OBJECTIVE: Copy every record word for word.

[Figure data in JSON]
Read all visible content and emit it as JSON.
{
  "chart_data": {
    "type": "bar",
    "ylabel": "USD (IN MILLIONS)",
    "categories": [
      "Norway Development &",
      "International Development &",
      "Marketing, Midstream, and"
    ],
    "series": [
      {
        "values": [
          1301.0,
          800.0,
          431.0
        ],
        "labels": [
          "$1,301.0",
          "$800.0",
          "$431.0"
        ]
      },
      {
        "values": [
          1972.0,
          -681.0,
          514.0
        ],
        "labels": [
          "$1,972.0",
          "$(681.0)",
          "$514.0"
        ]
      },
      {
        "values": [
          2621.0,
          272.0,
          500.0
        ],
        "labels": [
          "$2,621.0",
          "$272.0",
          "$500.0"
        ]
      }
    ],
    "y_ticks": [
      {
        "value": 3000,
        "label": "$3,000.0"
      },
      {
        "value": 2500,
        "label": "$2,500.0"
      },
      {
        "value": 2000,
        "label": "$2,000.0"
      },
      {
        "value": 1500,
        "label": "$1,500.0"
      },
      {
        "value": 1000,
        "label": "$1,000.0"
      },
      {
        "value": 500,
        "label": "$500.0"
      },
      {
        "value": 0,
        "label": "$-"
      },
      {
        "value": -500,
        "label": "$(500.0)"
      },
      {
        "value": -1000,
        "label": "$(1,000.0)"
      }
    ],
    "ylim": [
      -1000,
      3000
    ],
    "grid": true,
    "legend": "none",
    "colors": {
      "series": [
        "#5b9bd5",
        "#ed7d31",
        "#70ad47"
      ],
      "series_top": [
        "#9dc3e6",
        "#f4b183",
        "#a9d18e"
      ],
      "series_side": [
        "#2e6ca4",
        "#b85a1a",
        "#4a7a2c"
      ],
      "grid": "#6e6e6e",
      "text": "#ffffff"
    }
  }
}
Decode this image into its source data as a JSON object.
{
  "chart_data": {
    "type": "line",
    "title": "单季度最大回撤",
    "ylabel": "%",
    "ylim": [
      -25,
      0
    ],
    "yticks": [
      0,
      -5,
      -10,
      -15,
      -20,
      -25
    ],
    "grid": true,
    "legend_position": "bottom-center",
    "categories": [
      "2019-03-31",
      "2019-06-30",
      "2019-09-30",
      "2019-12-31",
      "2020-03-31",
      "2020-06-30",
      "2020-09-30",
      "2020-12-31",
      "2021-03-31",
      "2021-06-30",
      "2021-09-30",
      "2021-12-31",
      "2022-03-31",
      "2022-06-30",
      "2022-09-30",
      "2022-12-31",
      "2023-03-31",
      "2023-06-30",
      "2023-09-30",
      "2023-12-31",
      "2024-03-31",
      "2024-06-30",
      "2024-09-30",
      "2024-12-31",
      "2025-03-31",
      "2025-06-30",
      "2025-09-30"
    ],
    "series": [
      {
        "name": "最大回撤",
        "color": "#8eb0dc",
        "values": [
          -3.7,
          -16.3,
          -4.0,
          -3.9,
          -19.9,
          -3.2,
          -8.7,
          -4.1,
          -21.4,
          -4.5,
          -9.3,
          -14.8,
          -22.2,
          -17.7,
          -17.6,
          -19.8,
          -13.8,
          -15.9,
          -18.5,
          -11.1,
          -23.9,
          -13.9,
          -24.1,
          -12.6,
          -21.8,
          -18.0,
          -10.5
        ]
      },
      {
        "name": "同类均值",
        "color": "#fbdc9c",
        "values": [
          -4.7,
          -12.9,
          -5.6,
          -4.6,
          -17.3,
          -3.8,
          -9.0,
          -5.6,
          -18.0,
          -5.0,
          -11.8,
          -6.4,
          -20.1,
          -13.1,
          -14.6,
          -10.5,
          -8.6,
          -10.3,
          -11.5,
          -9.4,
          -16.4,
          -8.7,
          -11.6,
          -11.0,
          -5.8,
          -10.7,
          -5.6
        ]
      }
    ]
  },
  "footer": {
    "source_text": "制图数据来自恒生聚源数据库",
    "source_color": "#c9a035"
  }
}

THE RESULT:
Read all visible content and emit it as JSON.
{
  "chart_data": {
    "type": "bar",
    "ylabel": "USD (IN MILLIONS)",
    "categories": [
      "Norway Development &",
      "International Development &",
      "Marketing, Midstream, and"
    ],
    "series": [
      {
        "values": [
          1301.0,
          800.0,
          431.0
        ],
        "labels": [
          "$1,301.0",
          "$800.0",
          "$431.0"
        ]
      },
      {
        "values": [
          1972.0,
          -681.0,
          514.0
        ],
        "labels": [
          "$1,972.0",
          "$(681.0)",
          "$514.0"
        ]
      },
      {
        "values": [
          2621.0,
          272.0,
          500.0
        ],
        "labels": [
          "$2,621.0",
          "$272.0",
          "$500.0"
        ]
      }
    ],
    "y_ticks": [
      {
        "value": 3000,
        "label": "$3,000.0"
      },
      {
        "value": 2500,
        "label": "$2,500.0"
      },
      {
        "value": 2000,
        "label": "$2,000.0"
      },
      {
        "value": 1500,
        "label": "$1,500.0"
      },
      {
        "value": 1000,
        "label": "$1,000.0"
      },
      {
        "value": 500,
        "label": "$500.0"
      },
      {
        "value": 0,
        "label": "$-"
      },
      {
        "value": -500,
        "label": "$(500.0)"
      },
      {
        "value": -1000,
        "label": "$(1,000.0)"
      }
    ],
    "ylim": [
      -1000,
      3000
    ],
    "grid": true,
    "legend": "none",
    "colors": {
      "series": [
        "#5b9bd5",
        "#ed7d31",
        "#70ad47"
      ],
      "series_top": [
        "#9dc3e6",
        "#f4b183",
        "#a9d18e"
      ],
      "series_side": [
        "#2e6ca4",
        "#b85a1a",
        "#4a7a2c"
      ],
      "grid": "#6e6e6e",
      "text": "#ffffff"
    }
  }
}
Decode this image into its source data as a JSON object.
{
  "chart_data": {
    "type": "line",
    "title": "单季度最大回撤",
    "ylabel": "%",
    "ylim": [
      -25,
      0
    ],
    "yticks": [
      0,
      -5,
      -10,
      -15,
      -20,
      -25
    ],
    "grid": true,
    "legend_position": "bottom-center",
    "categories": [
      "2019-03-31",
      "2019-06-30",
      "2019-09-30",
      "2019-12-31",
      "2020-03-31",
      "2020-06-30",
      "2020-09-30",
      "2020-12-31",
      "2021-03-31",
      "2021-06-30",
      "2021-09-30",
      "2021-12-31",
      "2022-03-31",
      "2022-06-30",
      "2022-09-30",
      "2022-12-31",
      "2023-03-31",
      "2023-06-30",
      "2023-09-30",
      "2023-12-31",
      "2024-03-31",
      "2024-06-30",
      "2024-09-30",
      "2024-12-31",
      "2025-03-31",
      "2025-06-30",
      "2025-09-30"
    ],
    "series": [
      {
        "name": "最大回撤",
        "color": "#8eb0dc",
        "values": [
          -3.7,
          -16.3,
          -4.0,
          -3.9,
          -19.9,
          -3.2,
          -8.7,
          -4.1,
          -21.4,
          -4.5,
          -9.3,
          -14.8,
          -22.2,
          -17.7,
          -17.6,
          -19.8,
          -13.8,
          -15.9,
          -18.5,
          -11.1,
          -23.9,
          -13.9,
          -24.1,
          -12.6,
          -21.8,
          -18.0,
          -10.5
        ]
      },
      {
        "name": "同类均值",
        "color": "#fbdc9c",
        "values": [
          -4.7,
          -12.9,
          -5.6,
          -4.6,
          -17.3,
          -3.8,
          -9.0,
          -5.6,
          -18.0,
          -5.0,
          -11.8,
          -6.4,
          -20.1,
          -13.1,
          -14.6,
          -10.5,
          -8.6,
          -10.3,
          -11.5,
          -9.4,
          -16.4,
          -8.7,
          -11.6,
          -11.0,
          -5.8,
          -10.7,
          -5.6
        ]
      }
    ]
  },
  "footer": {
    "source_text": "制图数据来自恒生聚源数据库",
    "source_color": "#c9a035"
  }
}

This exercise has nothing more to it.